* Work instructions
Work through the entries below and report how many lines include "this". The number alone is the answer.

* Dataset entries
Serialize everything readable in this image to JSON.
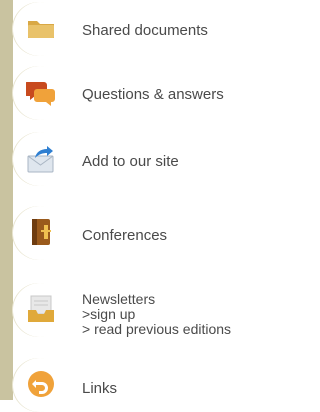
{
  "menu": {
    "items": [
      {
        "label": "Shared documents",
        "icon": "folder-icon"
      },
      {
        "label": "Questions & answers",
        "icon": "speech-bubbles-icon"
      },
      {
        "label": "Add to our site",
        "icon": "envelope-arrow-icon"
      },
      {
        "label": "Conferences",
        "icon": "notebook-icon"
      },
      {
        "label": "Newsletters",
        "icon": "inbox-tray-icon",
        "links": [
          ">sign up",
          "> read previous editions"
        ]
      },
      {
        "label": "Links",
        "icon": "back-arrow-icon"
      }
    ]
  },
  "colors": {
    "rail": "#c9c3a0",
    "text": "#4a4a4a",
    "folder": "#e4b95a",
    "bubble_back": "#c84a1e",
    "bubble_front": "#f0a23a",
    "envelope": "#dfe6ee",
    "arrow": "#2f7fd1",
    "notebook": "#9a5a1c",
    "tray": "#e0a93a",
    "links_circle": "#f0a23a"
  }
}
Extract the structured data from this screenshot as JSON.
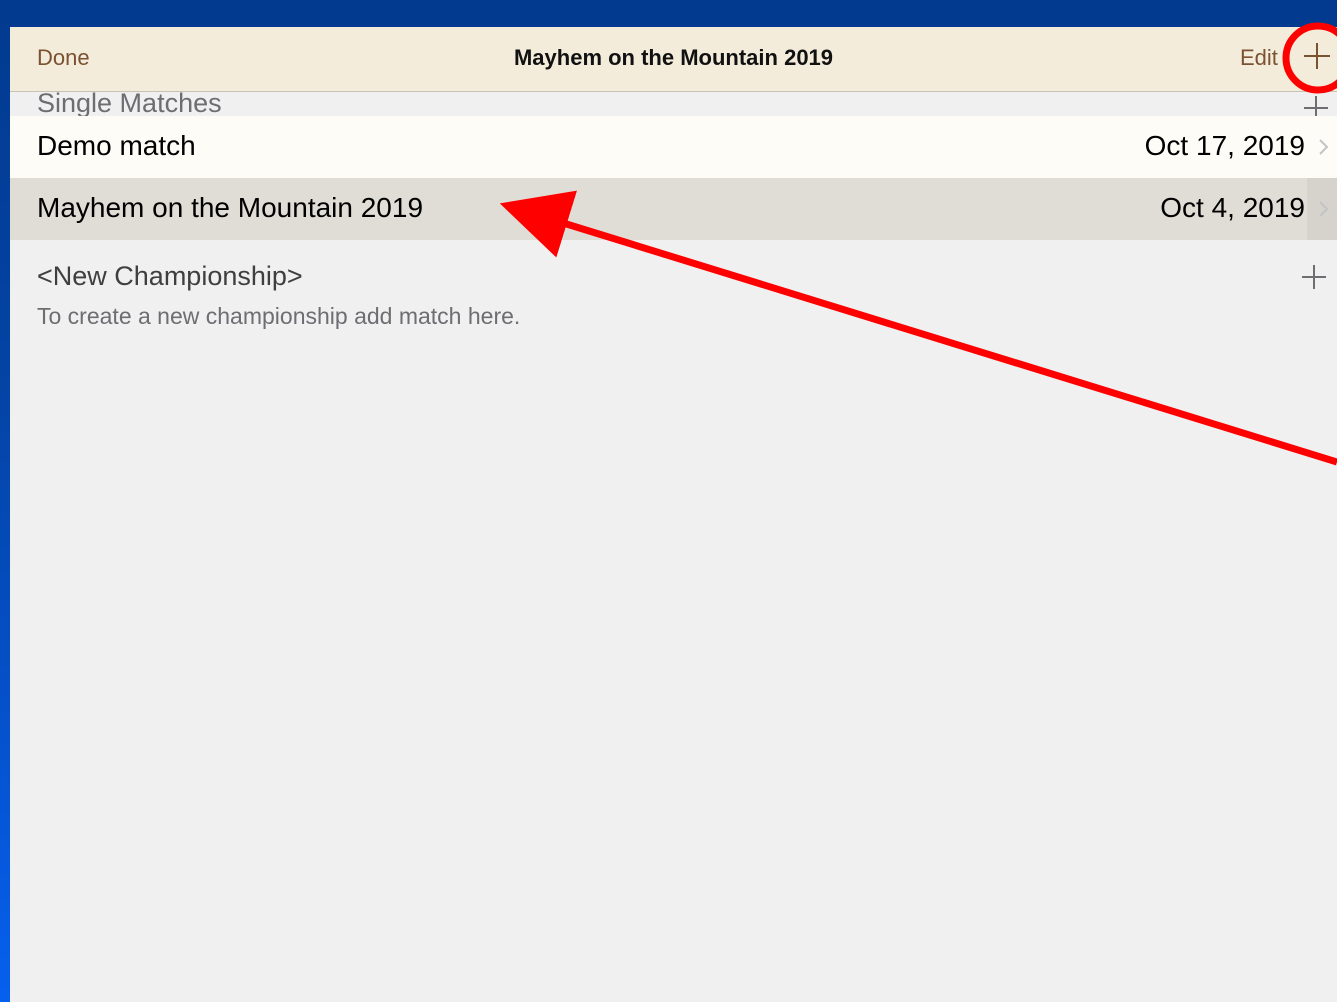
{
  "navbar": {
    "done_label": "Done",
    "title": "Mayhem on the Mountain 2019",
    "edit_label": "Edit",
    "add_icon": "plus-icon"
  },
  "single_matches": {
    "header": "Single Matches",
    "add_icon": "plus-icon",
    "rows": [
      {
        "title": "Demo match",
        "date": "Oct 17, 2019",
        "selected": false
      },
      {
        "title": "Mayhem on the Mountain 2019",
        "date": "Oct 4, 2019",
        "selected": true
      }
    ]
  },
  "new_championship": {
    "title": "<New Championship>",
    "subtitle": "To create a new championship add match here.",
    "add_icon": "plus-icon"
  },
  "annotations": {
    "color": "#ff0000",
    "circle_target": "navbar-add-button",
    "arrow_target": "match-row-mayhem"
  },
  "colors": {
    "background": "#0444a6",
    "navbar": "#f4ecdb",
    "accent": "#7a5232",
    "selected_row": "#e0ddd6"
  }
}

* Exercise result
2